» **TASK INPUTS**

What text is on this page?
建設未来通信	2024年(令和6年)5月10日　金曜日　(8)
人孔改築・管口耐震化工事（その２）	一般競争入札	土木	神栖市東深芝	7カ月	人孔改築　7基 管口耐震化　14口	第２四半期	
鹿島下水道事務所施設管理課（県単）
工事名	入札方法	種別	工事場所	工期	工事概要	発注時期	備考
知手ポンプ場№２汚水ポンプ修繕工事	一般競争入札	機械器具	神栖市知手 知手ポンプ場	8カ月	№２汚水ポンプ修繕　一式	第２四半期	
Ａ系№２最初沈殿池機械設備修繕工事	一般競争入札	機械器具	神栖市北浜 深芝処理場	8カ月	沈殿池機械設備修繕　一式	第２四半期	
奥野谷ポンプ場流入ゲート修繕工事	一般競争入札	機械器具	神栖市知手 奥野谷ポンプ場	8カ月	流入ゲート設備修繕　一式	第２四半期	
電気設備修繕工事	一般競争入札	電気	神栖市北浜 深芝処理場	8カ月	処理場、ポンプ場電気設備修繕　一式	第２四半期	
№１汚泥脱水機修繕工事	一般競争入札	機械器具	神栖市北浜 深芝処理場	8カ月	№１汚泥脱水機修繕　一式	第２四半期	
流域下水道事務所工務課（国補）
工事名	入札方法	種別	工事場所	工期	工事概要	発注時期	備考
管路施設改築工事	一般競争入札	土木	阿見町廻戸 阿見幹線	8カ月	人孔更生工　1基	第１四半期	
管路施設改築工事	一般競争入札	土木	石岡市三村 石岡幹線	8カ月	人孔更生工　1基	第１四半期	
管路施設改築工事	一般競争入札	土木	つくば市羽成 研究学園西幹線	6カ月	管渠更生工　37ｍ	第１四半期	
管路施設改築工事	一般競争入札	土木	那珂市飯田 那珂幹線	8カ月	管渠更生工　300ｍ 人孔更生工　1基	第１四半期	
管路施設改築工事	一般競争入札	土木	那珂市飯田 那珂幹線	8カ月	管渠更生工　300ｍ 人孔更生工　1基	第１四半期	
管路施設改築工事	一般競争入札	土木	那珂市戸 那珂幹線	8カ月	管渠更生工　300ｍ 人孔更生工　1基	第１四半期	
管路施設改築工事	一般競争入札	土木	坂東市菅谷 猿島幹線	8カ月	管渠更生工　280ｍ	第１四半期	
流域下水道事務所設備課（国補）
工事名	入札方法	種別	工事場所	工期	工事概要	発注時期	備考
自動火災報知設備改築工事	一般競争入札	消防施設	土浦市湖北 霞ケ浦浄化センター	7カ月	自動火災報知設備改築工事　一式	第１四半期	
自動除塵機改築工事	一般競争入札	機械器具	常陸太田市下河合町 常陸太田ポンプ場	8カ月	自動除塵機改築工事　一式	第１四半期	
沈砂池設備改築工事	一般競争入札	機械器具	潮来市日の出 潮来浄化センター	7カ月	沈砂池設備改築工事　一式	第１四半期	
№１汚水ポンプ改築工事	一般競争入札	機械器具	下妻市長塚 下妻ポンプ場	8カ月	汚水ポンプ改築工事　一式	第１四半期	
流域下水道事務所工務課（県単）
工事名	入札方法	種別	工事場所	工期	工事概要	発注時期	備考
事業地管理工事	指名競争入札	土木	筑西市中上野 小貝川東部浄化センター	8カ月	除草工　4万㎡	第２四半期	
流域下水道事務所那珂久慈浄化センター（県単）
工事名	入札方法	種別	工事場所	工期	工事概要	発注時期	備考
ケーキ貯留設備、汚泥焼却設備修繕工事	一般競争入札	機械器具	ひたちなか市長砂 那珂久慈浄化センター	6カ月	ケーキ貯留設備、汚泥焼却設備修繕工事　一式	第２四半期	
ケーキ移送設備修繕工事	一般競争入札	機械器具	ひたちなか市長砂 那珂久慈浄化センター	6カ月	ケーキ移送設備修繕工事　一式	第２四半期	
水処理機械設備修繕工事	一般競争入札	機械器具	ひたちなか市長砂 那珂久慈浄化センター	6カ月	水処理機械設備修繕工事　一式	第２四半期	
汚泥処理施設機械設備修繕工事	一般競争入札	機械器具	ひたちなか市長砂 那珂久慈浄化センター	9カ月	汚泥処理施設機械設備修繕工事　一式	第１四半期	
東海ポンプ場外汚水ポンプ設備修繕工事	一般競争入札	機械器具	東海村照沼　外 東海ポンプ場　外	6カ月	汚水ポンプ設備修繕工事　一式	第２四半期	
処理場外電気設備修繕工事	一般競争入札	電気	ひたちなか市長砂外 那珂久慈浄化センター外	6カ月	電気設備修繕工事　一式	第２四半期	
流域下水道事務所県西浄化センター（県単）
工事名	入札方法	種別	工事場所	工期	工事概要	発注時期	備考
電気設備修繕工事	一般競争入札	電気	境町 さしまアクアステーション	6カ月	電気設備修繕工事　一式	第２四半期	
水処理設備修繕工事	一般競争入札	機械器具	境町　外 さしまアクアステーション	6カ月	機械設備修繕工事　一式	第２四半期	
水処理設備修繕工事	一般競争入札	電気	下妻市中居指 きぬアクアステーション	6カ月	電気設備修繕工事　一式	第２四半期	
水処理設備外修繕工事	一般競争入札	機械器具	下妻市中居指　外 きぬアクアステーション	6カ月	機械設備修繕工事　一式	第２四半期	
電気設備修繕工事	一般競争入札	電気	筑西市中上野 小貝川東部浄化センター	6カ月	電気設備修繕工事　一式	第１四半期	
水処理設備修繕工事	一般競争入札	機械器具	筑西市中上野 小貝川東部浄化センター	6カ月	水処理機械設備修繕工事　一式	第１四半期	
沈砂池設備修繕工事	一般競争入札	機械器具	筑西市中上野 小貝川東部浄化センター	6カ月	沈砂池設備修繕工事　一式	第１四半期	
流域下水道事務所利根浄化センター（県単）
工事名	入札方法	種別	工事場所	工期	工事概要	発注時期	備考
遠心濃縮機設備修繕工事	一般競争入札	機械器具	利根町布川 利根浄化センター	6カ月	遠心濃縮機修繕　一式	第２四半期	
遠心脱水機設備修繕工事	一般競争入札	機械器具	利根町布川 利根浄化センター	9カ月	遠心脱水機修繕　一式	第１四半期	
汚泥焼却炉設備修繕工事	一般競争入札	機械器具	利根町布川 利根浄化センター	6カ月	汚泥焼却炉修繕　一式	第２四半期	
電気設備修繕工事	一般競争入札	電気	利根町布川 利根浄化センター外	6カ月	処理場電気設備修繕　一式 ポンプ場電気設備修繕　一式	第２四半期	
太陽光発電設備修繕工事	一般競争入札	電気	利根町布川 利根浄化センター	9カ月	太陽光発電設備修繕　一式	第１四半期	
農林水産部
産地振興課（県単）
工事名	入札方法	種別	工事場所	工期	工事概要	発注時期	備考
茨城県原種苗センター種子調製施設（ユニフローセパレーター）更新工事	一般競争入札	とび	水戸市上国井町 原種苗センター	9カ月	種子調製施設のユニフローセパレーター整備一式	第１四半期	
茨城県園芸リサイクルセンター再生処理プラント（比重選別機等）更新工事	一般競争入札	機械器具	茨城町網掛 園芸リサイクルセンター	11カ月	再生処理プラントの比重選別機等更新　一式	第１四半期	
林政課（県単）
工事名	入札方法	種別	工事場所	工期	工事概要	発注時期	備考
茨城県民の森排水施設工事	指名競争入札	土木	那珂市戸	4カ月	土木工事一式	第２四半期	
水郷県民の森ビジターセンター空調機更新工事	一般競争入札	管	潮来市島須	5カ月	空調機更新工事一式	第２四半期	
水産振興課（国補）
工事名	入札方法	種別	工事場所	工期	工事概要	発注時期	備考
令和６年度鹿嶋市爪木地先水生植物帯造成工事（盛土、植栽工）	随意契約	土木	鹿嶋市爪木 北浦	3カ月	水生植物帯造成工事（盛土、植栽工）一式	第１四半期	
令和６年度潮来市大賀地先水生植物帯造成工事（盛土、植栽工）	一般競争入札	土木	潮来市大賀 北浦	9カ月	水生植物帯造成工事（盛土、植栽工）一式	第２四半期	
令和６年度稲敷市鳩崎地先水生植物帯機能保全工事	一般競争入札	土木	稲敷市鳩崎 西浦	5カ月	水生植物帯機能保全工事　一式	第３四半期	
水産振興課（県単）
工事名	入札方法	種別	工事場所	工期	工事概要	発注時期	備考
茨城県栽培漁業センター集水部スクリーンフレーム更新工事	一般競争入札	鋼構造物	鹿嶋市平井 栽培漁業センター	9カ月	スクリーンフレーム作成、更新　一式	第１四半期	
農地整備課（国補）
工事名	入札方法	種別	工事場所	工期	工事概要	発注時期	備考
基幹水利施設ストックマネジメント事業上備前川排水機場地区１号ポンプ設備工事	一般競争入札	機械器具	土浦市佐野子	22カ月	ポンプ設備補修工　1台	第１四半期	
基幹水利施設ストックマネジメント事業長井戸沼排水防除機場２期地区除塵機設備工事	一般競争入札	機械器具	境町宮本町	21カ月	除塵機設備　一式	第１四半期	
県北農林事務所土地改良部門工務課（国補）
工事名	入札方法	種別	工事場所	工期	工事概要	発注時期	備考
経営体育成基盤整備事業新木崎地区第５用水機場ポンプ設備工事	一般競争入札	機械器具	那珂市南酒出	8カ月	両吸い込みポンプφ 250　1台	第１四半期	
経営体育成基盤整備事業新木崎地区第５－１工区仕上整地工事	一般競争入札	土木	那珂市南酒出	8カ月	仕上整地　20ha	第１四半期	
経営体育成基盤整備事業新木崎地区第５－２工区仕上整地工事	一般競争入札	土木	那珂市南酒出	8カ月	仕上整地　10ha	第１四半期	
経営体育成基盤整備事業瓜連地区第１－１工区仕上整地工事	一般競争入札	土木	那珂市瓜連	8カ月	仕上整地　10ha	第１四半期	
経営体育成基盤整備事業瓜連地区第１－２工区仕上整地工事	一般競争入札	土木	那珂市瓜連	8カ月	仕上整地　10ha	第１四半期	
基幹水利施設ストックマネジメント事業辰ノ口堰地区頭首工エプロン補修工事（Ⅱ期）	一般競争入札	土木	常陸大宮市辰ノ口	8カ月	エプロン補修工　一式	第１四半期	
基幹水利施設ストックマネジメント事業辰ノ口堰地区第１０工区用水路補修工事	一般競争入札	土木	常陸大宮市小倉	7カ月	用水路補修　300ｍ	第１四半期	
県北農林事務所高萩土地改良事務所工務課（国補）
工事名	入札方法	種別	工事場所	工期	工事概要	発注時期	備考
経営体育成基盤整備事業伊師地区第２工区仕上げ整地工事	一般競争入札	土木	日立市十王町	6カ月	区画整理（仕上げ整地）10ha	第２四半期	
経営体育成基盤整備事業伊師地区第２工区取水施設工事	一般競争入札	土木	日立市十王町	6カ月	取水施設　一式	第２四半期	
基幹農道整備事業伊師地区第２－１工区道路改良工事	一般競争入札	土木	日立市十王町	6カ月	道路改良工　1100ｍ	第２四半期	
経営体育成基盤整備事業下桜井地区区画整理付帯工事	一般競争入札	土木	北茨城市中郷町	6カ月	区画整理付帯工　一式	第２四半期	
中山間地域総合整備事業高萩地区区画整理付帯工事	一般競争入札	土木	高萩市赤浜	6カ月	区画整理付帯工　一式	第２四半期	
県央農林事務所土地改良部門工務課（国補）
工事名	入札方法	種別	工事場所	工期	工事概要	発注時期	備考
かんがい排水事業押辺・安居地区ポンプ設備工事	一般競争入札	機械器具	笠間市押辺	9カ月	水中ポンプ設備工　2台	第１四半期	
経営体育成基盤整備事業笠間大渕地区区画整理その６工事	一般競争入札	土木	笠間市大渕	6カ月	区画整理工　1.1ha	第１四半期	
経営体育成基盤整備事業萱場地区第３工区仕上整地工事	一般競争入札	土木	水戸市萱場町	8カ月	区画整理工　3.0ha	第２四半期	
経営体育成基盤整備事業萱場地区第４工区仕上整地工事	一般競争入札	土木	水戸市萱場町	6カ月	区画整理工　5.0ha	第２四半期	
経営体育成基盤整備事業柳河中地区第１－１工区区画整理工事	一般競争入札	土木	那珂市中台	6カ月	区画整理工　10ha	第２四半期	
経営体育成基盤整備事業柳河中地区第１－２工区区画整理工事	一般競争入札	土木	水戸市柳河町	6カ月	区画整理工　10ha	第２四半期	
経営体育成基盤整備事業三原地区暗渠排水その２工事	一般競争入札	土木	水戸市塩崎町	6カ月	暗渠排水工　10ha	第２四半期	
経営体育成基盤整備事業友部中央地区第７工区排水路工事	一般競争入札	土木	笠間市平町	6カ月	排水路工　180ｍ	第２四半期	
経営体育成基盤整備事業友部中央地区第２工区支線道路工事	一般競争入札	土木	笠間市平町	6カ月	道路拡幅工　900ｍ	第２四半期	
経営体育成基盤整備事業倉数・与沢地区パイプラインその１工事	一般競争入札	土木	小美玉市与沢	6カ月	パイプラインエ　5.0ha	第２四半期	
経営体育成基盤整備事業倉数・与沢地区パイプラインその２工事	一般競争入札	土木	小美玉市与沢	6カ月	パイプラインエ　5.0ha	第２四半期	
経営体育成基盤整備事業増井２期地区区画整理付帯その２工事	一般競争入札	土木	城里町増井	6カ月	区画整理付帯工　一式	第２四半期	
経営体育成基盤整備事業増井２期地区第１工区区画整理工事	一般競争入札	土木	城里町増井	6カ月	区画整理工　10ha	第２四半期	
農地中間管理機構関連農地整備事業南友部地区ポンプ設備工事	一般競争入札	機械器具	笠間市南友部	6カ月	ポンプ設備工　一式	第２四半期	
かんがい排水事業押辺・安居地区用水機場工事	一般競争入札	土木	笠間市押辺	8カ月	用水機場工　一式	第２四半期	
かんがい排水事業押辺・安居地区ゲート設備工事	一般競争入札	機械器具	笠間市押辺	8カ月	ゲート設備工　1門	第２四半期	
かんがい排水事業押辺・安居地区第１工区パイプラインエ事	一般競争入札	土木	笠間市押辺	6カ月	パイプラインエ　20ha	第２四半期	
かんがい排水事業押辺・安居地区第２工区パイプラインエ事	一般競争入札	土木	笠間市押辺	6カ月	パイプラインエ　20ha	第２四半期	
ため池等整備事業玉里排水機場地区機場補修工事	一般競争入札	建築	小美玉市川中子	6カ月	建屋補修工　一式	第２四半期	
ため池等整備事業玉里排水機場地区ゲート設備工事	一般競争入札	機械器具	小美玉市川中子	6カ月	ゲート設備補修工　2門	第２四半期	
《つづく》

==

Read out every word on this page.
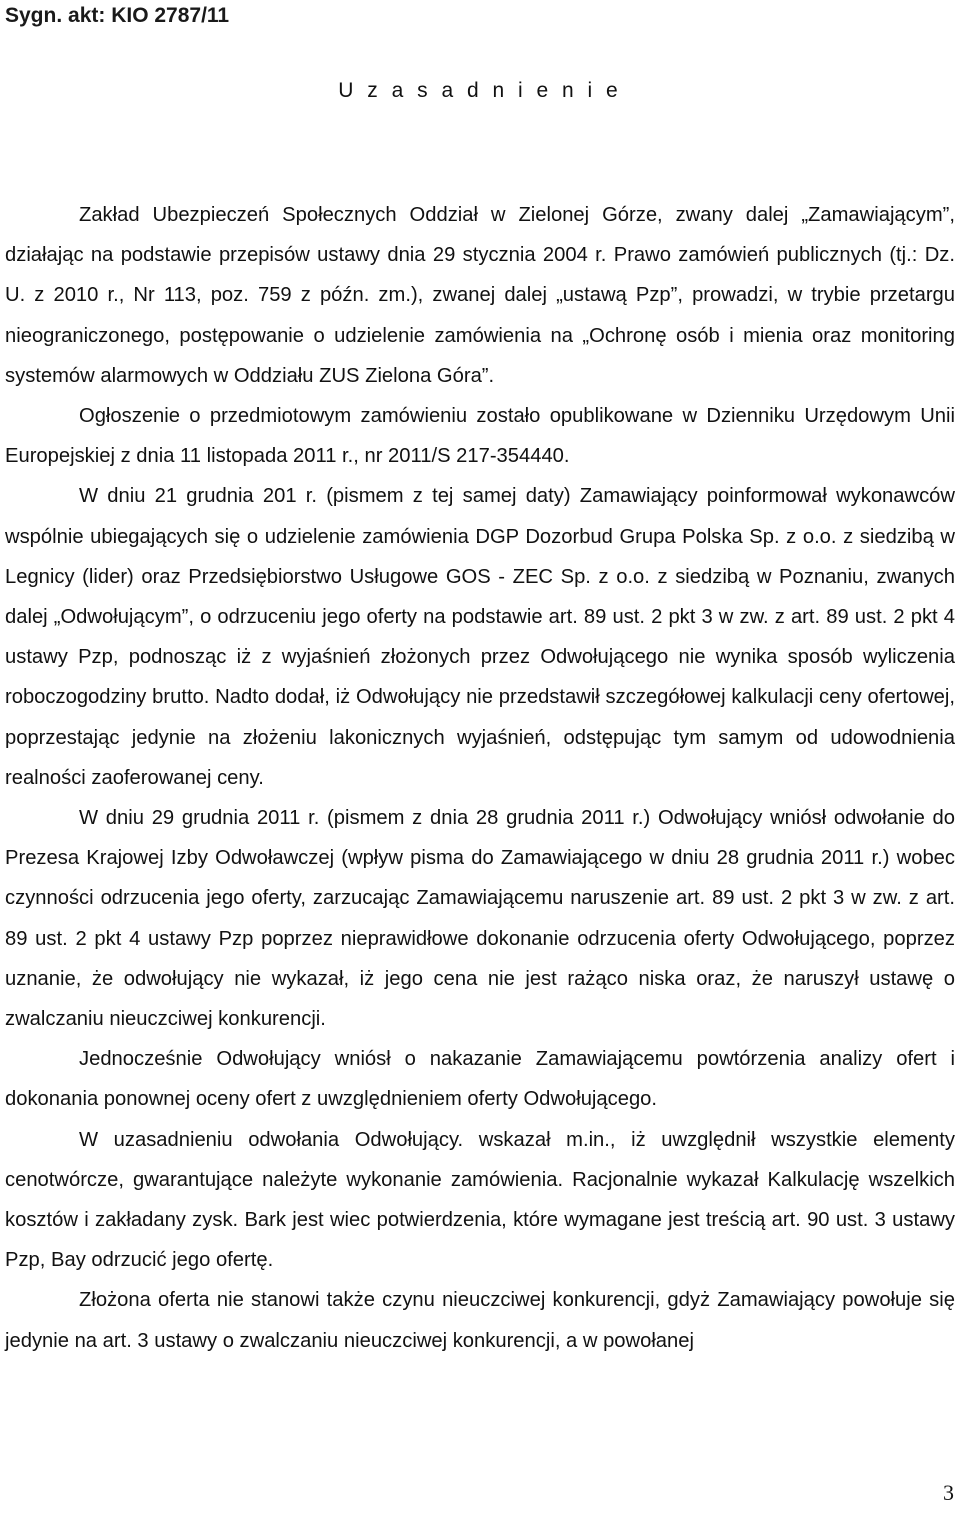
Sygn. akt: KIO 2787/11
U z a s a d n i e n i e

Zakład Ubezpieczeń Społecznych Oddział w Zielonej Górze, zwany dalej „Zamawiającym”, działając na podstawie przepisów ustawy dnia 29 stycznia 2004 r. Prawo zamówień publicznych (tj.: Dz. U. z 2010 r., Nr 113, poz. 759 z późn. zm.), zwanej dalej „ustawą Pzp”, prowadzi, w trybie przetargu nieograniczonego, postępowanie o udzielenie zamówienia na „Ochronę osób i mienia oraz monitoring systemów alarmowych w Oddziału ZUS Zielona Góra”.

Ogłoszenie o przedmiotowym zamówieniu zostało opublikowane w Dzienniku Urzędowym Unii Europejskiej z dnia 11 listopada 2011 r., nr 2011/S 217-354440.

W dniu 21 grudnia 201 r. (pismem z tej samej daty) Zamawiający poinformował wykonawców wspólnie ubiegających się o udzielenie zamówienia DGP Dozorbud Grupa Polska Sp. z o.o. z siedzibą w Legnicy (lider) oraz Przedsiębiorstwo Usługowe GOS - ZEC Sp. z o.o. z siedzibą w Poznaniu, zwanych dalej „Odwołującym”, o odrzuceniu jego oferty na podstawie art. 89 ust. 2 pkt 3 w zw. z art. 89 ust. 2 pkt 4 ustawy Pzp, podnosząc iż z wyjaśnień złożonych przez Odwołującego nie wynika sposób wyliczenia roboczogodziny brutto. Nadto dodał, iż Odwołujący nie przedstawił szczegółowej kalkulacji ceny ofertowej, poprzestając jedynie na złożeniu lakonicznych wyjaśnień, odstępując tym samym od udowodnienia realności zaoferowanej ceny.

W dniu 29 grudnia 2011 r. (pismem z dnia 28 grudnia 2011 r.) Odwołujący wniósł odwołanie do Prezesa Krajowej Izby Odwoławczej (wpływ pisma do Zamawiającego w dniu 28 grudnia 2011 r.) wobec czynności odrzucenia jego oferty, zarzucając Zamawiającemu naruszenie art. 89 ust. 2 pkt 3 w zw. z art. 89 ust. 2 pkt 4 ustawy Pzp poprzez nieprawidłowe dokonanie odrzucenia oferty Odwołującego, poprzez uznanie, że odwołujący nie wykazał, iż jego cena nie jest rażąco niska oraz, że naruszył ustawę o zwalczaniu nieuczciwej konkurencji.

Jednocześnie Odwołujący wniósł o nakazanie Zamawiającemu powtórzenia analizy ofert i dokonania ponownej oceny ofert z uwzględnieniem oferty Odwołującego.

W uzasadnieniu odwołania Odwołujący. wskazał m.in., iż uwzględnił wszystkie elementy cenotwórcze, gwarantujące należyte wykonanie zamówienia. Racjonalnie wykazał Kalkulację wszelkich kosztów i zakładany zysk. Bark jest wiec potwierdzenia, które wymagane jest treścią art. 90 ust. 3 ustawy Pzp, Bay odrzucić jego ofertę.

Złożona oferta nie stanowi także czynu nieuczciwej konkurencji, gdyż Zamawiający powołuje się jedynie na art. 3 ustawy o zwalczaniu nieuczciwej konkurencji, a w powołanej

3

* * *

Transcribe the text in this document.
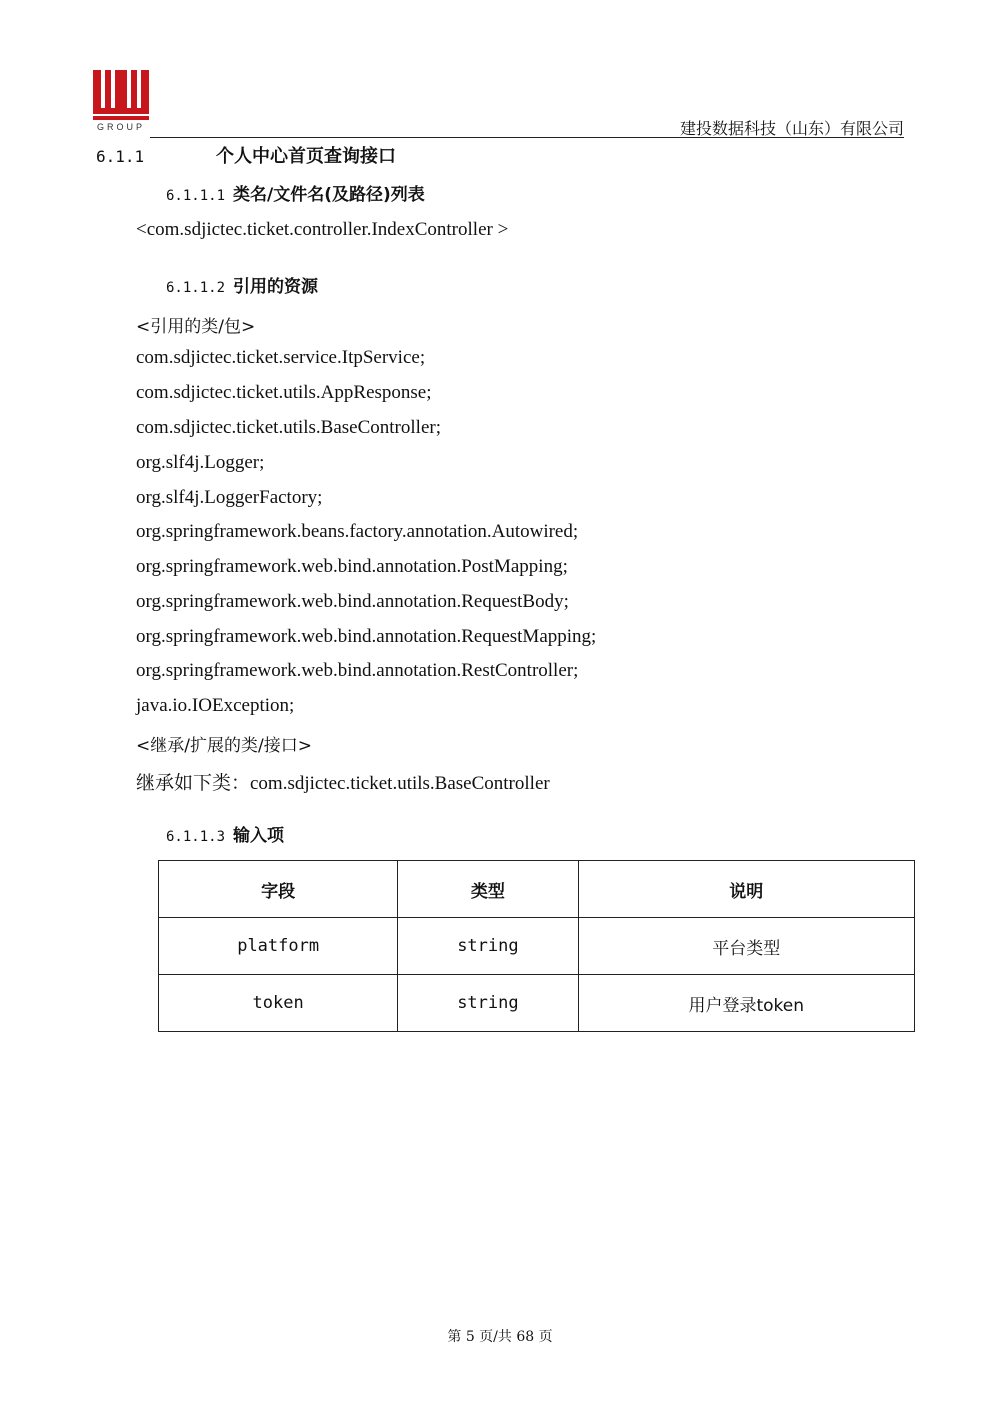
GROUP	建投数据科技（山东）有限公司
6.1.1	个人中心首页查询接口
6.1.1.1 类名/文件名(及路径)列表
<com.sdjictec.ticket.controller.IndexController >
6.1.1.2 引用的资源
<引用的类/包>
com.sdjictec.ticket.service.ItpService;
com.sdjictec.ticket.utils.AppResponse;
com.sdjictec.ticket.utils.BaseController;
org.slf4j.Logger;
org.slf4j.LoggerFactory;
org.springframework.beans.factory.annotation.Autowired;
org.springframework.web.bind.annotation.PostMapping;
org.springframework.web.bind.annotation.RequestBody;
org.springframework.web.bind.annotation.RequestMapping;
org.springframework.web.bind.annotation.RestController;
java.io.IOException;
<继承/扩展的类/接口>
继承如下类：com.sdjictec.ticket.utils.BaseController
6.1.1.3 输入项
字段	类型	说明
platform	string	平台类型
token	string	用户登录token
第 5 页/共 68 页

» **TASK DIRECTIONS**
Identify the lines of the data that contain the word "水戸市萱場町". Copy each of them.

» **PROBLEM SOLUTION**
経営体育成基盤整備事業萱場地区第３工区仕上整地工事	一般競争入札	土木	水戸市萱場町	8カ月	区画整理工　3.0ha	第２四半期	
経営体育成基盤整備事業萱場地区第４工区仕上整地工事	一般競争入札	土木	水戸市萱場町	6カ月	区画整理工　5.0ha	第２四半期	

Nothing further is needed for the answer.